### GIVEN INSTRUCTION
Collect each line holding the string "desc".

### Collected data entries
########################################

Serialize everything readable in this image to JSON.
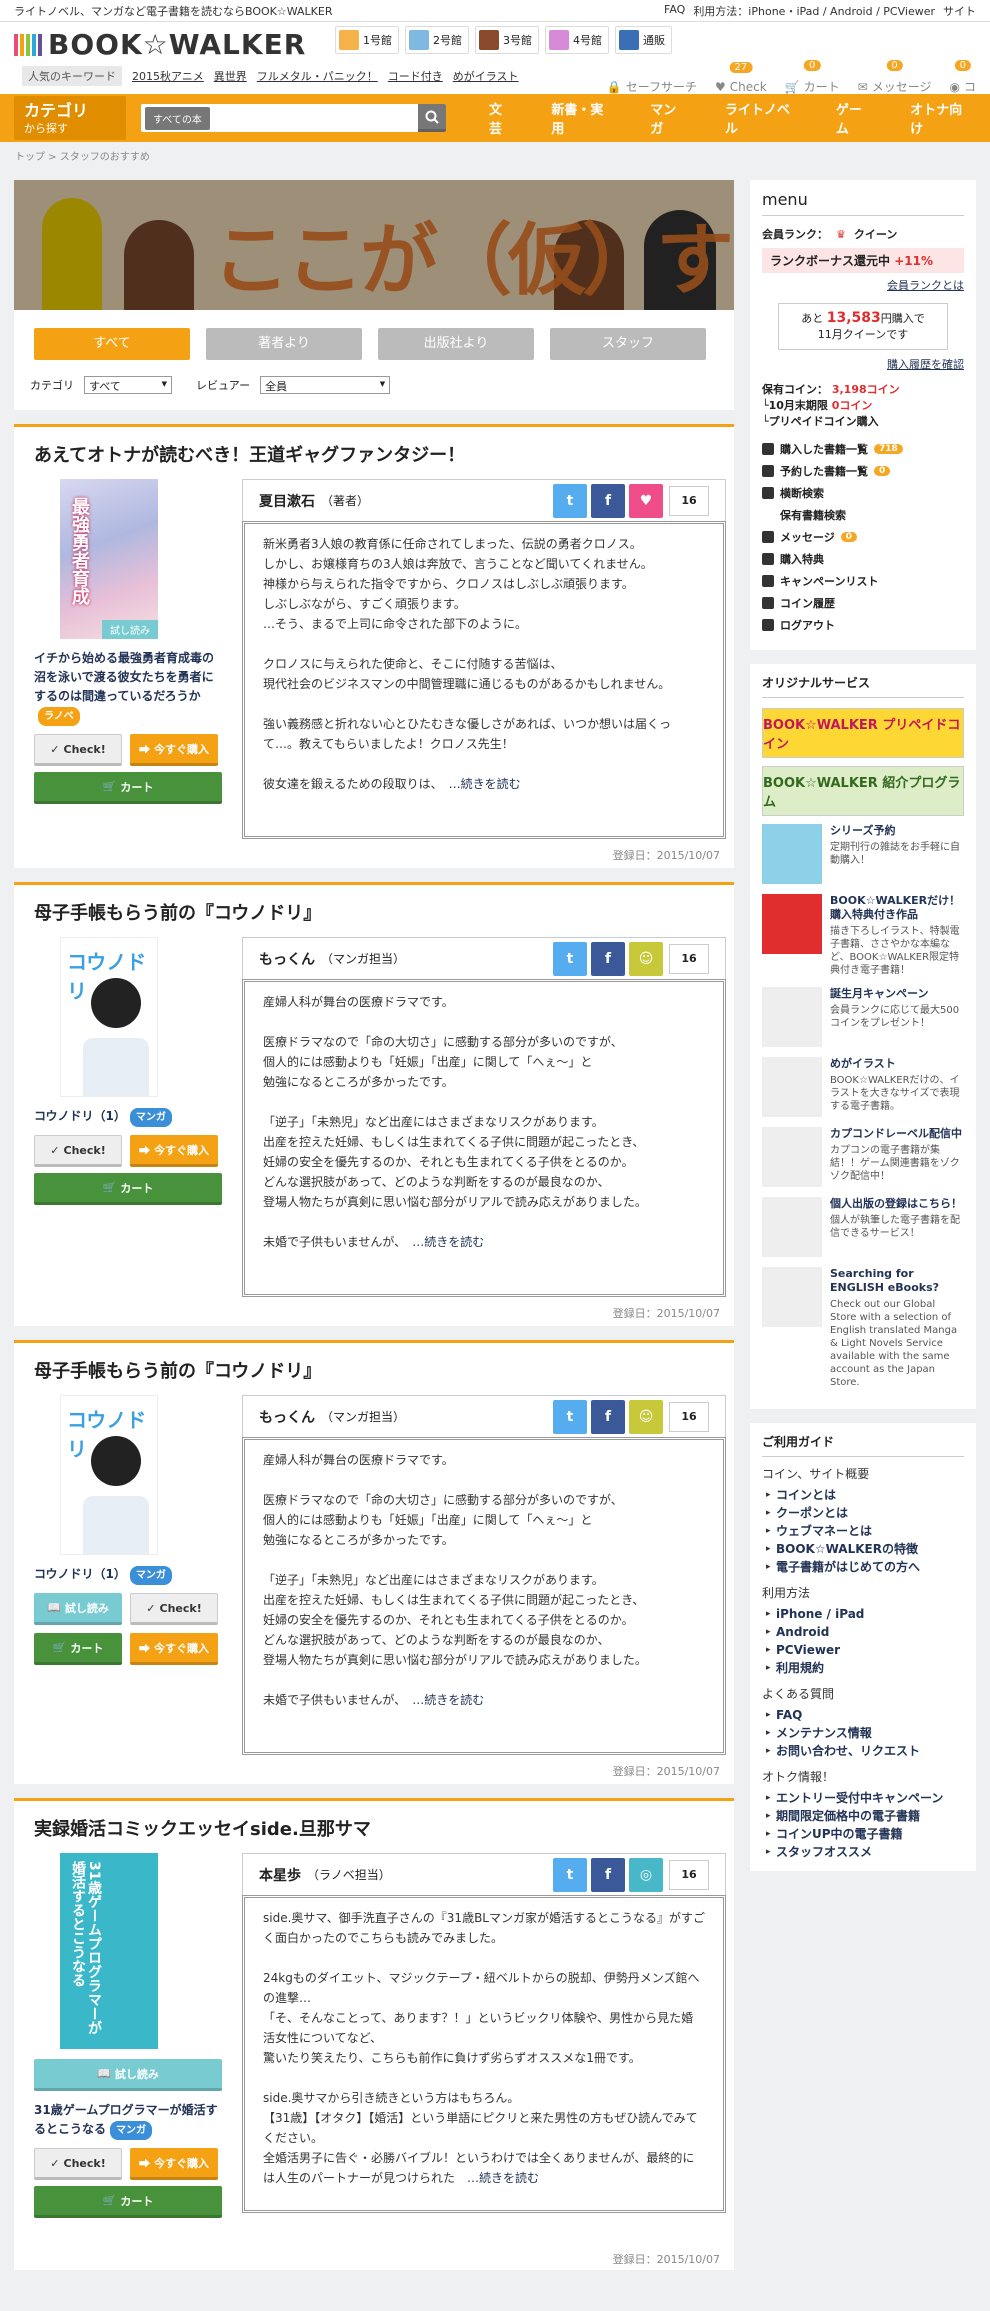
{
  "topbar": {
    "tagline": "ライトノベル、マンガなど電子書籍を読むならBOOK☆WALKER",
    "links": [
      "FAQ",
      "利用方法：iPhone・iPad / Android / PCViewer",
      "サイト"
    ]
  },
  "header": {
    "logo": "BOOK☆WALKER",
    "stores": [
      {
        "label": "1号館",
        "color": "#f5b24a"
      },
      {
        "label": "2号館",
        "color": "#7fb9e0"
      },
      {
        "label": "3号館",
        "color": "#8a4a2e"
      },
      {
        "label": "4号館",
        "color": "#d78ad8"
      },
      {
        "label": "通販",
        "color": "#3a6fb5"
      }
    ],
    "keyword_label": "人気のキーワード",
    "keywords": [
      "2015秋アニメ",
      "異世界",
      "フルメタル・パニック！",
      "コード付き",
      "めがイラスト"
    ],
    "icons": [
      {
        "icon": "lock-icon",
        "label": "セーフサーチ",
        "badge": ""
      },
      {
        "icon": "heart-icon",
        "label": "Check",
        "badge": "27"
      },
      {
        "icon": "cart-icon",
        "label": "カート",
        "badge": "0"
      },
      {
        "icon": "mail-icon",
        "label": "メッセージ",
        "badge": "0"
      },
      {
        "icon": "coin-icon",
        "label": "コ",
        "badge": "0"
      }
    ]
  },
  "nav": {
    "cat_big": "カテゴリ",
    "cat_small": "から探す",
    "search_select": "すべての本",
    "links": [
      "文芸",
      "新書・実用",
      "マンガ",
      "ライトノベル",
      "ゲーム",
      "オトナ向け"
    ]
  },
  "breadcrumb": "トップ > スタッフのおすすめ",
  "banner": {
    "title": "ここが（仮）すすめ"
  },
  "filters": {
    "buttons": [
      "すべて",
      "著者より",
      "出版社より",
      "スタッフ"
    ],
    "category_label": "カテゴリ",
    "category_value": "すべて",
    "reviewer_label": "レビュアー",
    "reviewer_value": "全員"
  },
  "buttons": {
    "check": "Check!",
    "buy": "今すぐ購入",
    "cart": "カート",
    "trial": "試し読み",
    "more": "…続きを読む"
  },
  "entries": [
    {
      "title": "あえてオトナが読むべき！王道ギャグファンタジー！",
      "book_title": "イチから始める最強勇者育成毒の沼を泳いで渡る彼女たちを勇者にするのは間違っているだろうか",
      "tag": "ラノベ",
      "cover_text": "最強勇者育成",
      "cover_trial": "試し読み",
      "reviewer": "夏目漱石",
      "role": "（著者）",
      "count": "16",
      "react": "heart-icon",
      "body": "新米勇者3人娘の教育係に任命されてしまった、伝説の勇者クロノス。\nしかし、お嬢様育ちの3人娘は奔放で、言うことなど聞いてくれません。\n神様から与えられた指令ですから、クロノスはしぶしぶ頑張ります。\nしぶしぶながら、すごく頑張ります。\n…そう、まるで上司に命令された部下のように。\n\nクロノスに与えられた使命と、そこに付随する苦悩は、\n現代社会のビジネスマンの中間管理職に通じるものがあるかもしれません。\n\n強い義務感と折れない心とひたむきな優しさがあれば、いつか想いは届くって…。教えてもらいましたよ！クロノス先生！\n\n彼女達を鍛えるための段取りは、",
      "date": "登録日：2015/10/07"
    },
    {
      "title": "母子手帳もらう前の『コウノドリ』",
      "book_title": "コウノドリ（1）",
      "tag": "マンガ",
      "cover_text": "コウノドリ",
      "cover_trial": "",
      "reviewer": "もっくん",
      "role": "（マンガ担当）",
      "count": "16",
      "react": "smile-icon",
      "body": "産婦人科が舞台の医療ドラマです。\n\n医療ドラマなので「命の大切さ」に感動する部分が多いのですが、\n個人的には感動よりも「妊娠」「出産」に関して「へぇ～」と\n勉強になるところが多かったです。\n\n「逆子」「未熟児」など出産にはさまざまなリスクがあります。\n出産を控えた妊婦、もしくは生まれてくる子供に問題が起こったとき、\n妊婦の安全を優先するのか、それとも生まれてくる子供をとるのか。\nどんな選択肢があって、どのような判断をするのが最良なのか、\n登場人物たちが真剣に思い悩む部分がリアルで読み応えがありました。\n\n未婚で子供もいませんが、",
      "date": "登録日：2015/10/07"
    },
    {
      "title": "母子手帳もらう前の『コウノドリ』",
      "book_title": "コウノドリ（1）",
      "tag": "マンガ",
      "cover_text": "コウノドリ",
      "cover_trial": "",
      "reviewer": "もっくん",
      "role": "（マンガ担当）",
      "count": "16",
      "react": "smile-icon",
      "body": "産婦人科が舞台の医療ドラマです。\n\n医療ドラマなので「命の大切さ」に感動する部分が多いのですが、\n個人的には感動よりも「妊娠」「出産」に関して「へぇ～」と\n勉強になるところが多かったです。\n\n「逆子」「未熟児」など出産にはさまざまなリスクがあります。\n出産を控えた妊婦、もしくは生まれてくる子供に問題が起こったとき、\n妊婦の安全を優先するのか、それとも生まれてくる子供をとるのか。\nどんな選択肢があって、どのような判断をするのが最良なのか、\n登場人物たちが真剣に思い悩む部分がリアルで読み応えがありました。\n\n未婚で子供もいませんが、",
      "date": "登録日：2015/10/07"
    },
    {
      "title": "実録婚活コミックエッセイside.旦那サマ",
      "book_title": "31歳ゲームプログラマーが婚活するとこうなる",
      "tag": "マンガ",
      "cover_text": "31歳ゲームプログラマーが婚活するとこうなる",
      "cover_trial": "",
      "reviewer": "本星歩",
      "role": "（ラノベ担当）",
      "count": "16",
      "react": "bw-icon",
      "body": "side.奥サマ、御手洗直子さんの『31歳BLマンガ家が婚活するとこうなる』がすごく面白かったのでこちらも読みでみました。\n\n24kgものダイエット、マジックテープ・紐ベルトからの脱却、伊勢丹メンズ館への進撃…\n「そ、そんなことって、あります？！」というビックリ体験や、男性から見た婚活女性についてなど、\n驚いたり笑えたり、こちらも前作に負けず劣らずオススメな1冊です。\n\nside.奥サマから引き続きという方はもちろん。\n【31歳】【オタク】【婚活】という単語にピクリと来た男性の方もぜひ読んでみてください。\n全婚活男子に告ぐ・必勝バイブル！というわけでは全くありませんが、最終的には人生のパートナーが見つけられた",
      "date": "登録日：2015/10/07"
    }
  ],
  "menu": {
    "title": "menu",
    "rank_label": "会員ランク：",
    "rank_value": "クイーン",
    "bonus_label": "ランクボーナス還元中",
    "bonus_value": "+11%",
    "rank_link": "会員ランクとは",
    "need_pre": "あと",
    "need_value": "13,583",
    "need_post": "円購入で",
    "need_line2": "11月クイーンです",
    "history_link": "購入履歴を確認",
    "coin_label": "保有コイン：",
    "coin_value": "3,198コイン",
    "expire_label": "└10月末期限",
    "expire_value": "0コイン",
    "prepaid": "└プリペイドコイン購入",
    "items": [
      {
        "label": "購入した書籍一覧",
        "badge": "718"
      },
      {
        "label": "予約した書籍一覧",
        "badge": "0"
      },
      {
        "label": "横断検索",
        "badge": ""
      },
      {
        "label": "保有書籍検索",
        "badge": ""
      },
      {
        "label": "メッセージ",
        "badge": "0"
      },
      {
        "label": "購入特典",
        "badge": ""
      },
      {
        "label": "キャンペーンリスト",
        "badge": ""
      },
      {
        "label": "コイン履歴",
        "badge": ""
      },
      {
        "label": "ログアウト",
        "badge": ""
      }
    ]
  },
  "services": {
    "title": "オリジナルサービス",
    "banner1": "BOOK☆WALKER プリペイドコイン",
    "banner2": "BOOK☆WALKER 紹介プログラム",
    "items": [
      {
        "title": "シリーズ予約",
        "desc": "定期刊行の雑誌をお手軽に自動購入！"
      },
      {
        "title": "BOOK☆WALKERだけ！購入特典付き作品",
        "desc": "描き下ろしイラスト、特製電子書籍、ささやかな本編など、BOOK☆WALKER限定特典付き電子書籍！"
      },
      {
        "title": "誕生月キャンペーン",
        "desc": "会員ランクに応じて最大500コインをプレゼント！"
      },
      {
        "title": "めがイラスト",
        "desc": "BOOK☆WALKERだけの、イラストを大きなサイズで表現する電子書籍。"
      },
      {
        "title": "カプコンドレーベル配信中",
        "desc": "カプコンの電子書籍が集結！！ゲーム関連書籍をゾクゾク配信中！"
      },
      {
        "title": "個人出版の登録はこちら！",
        "desc": "個人が執筆した電子書籍を配信できるサービス！"
      },
      {
        "title": "Searching for ENGLISH eBooks?",
        "desc": "Check out our Global Store with a selection of English translated Manga & Light Novels Service available with the same account as the Japan Store."
      }
    ]
  },
  "guide": {
    "title": "ご利用ガイド",
    "sections": [
      {
        "name": "コイン、サイト概要",
        "items": [
          "コインとは",
          "クーポンとは",
          "ウェブマネーとは",
          "BOOK☆WALKERの特徴",
          "電子書籍がはじめての方へ"
        ]
      },
      {
        "name": "利用方法",
        "items": [
          "iPhone / iPad",
          "Android",
          "PCViewer",
          "利用規約"
        ]
      },
      {
        "name": "よくある質問",
        "items": [
          "FAQ",
          "メンテナンス情報",
          "お問い合わせ、リクエスト"
        ]
      },
      {
        "name": "オトク情報！",
        "items": [
          "エントリー受付中キャンペーン",
          "期間限定価格中の電子書籍",
          "コインUP中の電子書籍",
          "スタッフオススメ"
        ]
      }
    ]
  }
}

########################################

### TASK RESULT
        "desc": "定期刊行の雑誌をお手軽に自動購入！"
        "desc": "描き下ろしイラスト、特製電子書籍、ささやかな本編など、BOOK☆WALKER限定特典付き電子書籍！"
        "desc": "会員ランクに応じて最大500コインをプレゼント！"
        "desc": "BOOK☆WALKERだけの、イラストを大きなサイズで表現する電子書籍。"
        "desc": "カプコンの電子書籍が集結！！ゲーム関連書籍をゾクゾク配信中！"
        "desc": "個人が執筆した電子書籍を配信できるサービス！"
        "desc": "Check out our Global Store with a selection of English translated Manga & Light Novels Service available with the same account as the Japan Store."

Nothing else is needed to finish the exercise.